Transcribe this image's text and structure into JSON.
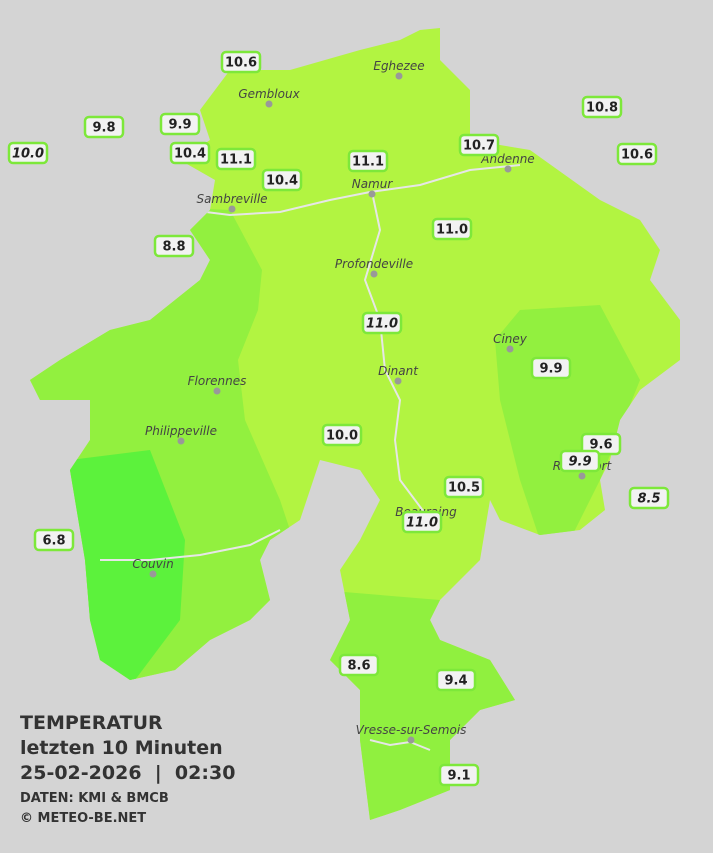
{
  "header": {
    "title": "TEMPERATUR",
    "subtitle": "letzten 10 Minuten",
    "timestamp": "25-02-2026  |  02:30",
    "source": "DATEN: KMI & BMCB",
    "copyright": "© METEO-BE.NET"
  },
  "towns": [
    {
      "name": "Eghezee"
    },
    {
      "name": "Gembloux"
    },
    {
      "name": "Andenne"
    },
    {
      "name": "Namur"
    },
    {
      "name": "Sambreville"
    },
    {
      "name": "Profondeville"
    },
    {
      "name": "Ciney"
    },
    {
      "name": "Dinant"
    },
    {
      "name": "Florennes"
    },
    {
      "name": "Philippeville"
    },
    {
      "name": "Rochefort"
    },
    {
      "name": "Beauraing"
    },
    {
      "name": "Couvin"
    },
    {
      "name": "Vresse-sur-Semois"
    }
  ],
  "stations": [
    {
      "value": "10.6",
      "italic": false
    },
    {
      "value": "9.8",
      "italic": false
    },
    {
      "value": "9.9",
      "italic": false
    },
    {
      "value": "10.0",
      "italic": true
    },
    {
      "value": "10.4",
      "italic": false
    },
    {
      "value": "11.1",
      "italic": false
    },
    {
      "value": "10.4",
      "italic": false
    },
    {
      "value": "11.1",
      "italic": false
    },
    {
      "value": "10.7",
      "italic": false
    },
    {
      "value": "10.8",
      "italic": false
    },
    {
      "value": "10.6",
      "italic": false
    },
    {
      "value": "8.8",
      "italic": false
    },
    {
      "value": "11.0",
      "italic": false
    },
    {
      "value": "11.0",
      "italic": true
    },
    {
      "value": "9.9",
      "italic": false
    },
    {
      "value": "10.0",
      "italic": false
    },
    {
      "value": "9.6",
      "italic": false
    },
    {
      "value": "9.9",
      "italic": true
    },
    {
      "value": "8.5",
      "italic": true
    },
    {
      "value": "10.5",
      "italic": false
    },
    {
      "value": "11.0",
      "italic": true
    },
    {
      "value": "6.8",
      "italic": false
    },
    {
      "value": "8.6",
      "italic": false
    },
    {
      "value": "9.4",
      "italic": false
    },
    {
      "value": "9.1",
      "italic": false
    }
  ]
}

> _GIVEN PROBLEM_
Every line above should be repeated exactly; pictures stay out of the copy.

> _FINAL ANSWER_
Transcribe this image's text and structure into JSON.
{
  "header": {
    "title": "TEMPERATUR",
    "subtitle": "letzten 10 Minuten",
    "timestamp": "25-02-2026  |  02:30",
    "source": "DATEN: KMI & BMCB",
    "copyright": "© METEO-BE.NET"
  },
  "towns": [
    {
      "name": "Eghezee"
    },
    {
      "name": "Gembloux"
    },
    {
      "name": "Andenne"
    },
    {
      "name": "Namur"
    },
    {
      "name": "Sambreville"
    },
    {
      "name": "Profondeville"
    },
    {
      "name": "Ciney"
    },
    {
      "name": "Dinant"
    },
    {
      "name": "Florennes"
    },
    {
      "name": "Philippeville"
    },
    {
      "name": "Rochefort"
    },
    {
      "name": "Beauraing"
    },
    {
      "name": "Couvin"
    },
    {
      "name": "Vresse-sur-Semois"
    }
  ],
  "stations": [
    {
      "value": "10.6",
      "italic": false
    },
    {
      "value": "9.8",
      "italic": false
    },
    {
      "value": "9.9",
      "italic": false
    },
    {
      "value": "10.0",
      "italic": true
    },
    {
      "value": "10.4",
      "italic": false
    },
    {
      "value": "11.1",
      "italic": false
    },
    {
      "value": "10.4",
      "italic": false
    },
    {
      "value": "11.1",
      "italic": false
    },
    {
      "value": "10.7",
      "italic": false
    },
    {
      "value": "10.8",
      "italic": false
    },
    {
      "value": "10.6",
      "italic": false
    },
    {
      "value": "8.8",
      "italic": false
    },
    {
      "value": "11.0",
      "italic": false
    },
    {
      "value": "11.0",
      "italic": true
    },
    {
      "value": "9.9",
      "italic": false
    },
    {
      "value": "10.0",
      "italic": false
    },
    {
      "value": "9.6",
      "italic": false
    },
    {
      "value": "9.9",
      "italic": true
    },
    {
      "value": "8.5",
      "italic": true
    },
    {
      "value": "10.5",
      "italic": false
    },
    {
      "value": "11.0",
      "italic": true
    },
    {
      "value": "6.8",
      "italic": false
    },
    {
      "value": "8.6",
      "italic": false
    },
    {
      "value": "9.4",
      "italic": false
    },
    {
      "value": "9.1",
      "italic": false
    }
  ]
}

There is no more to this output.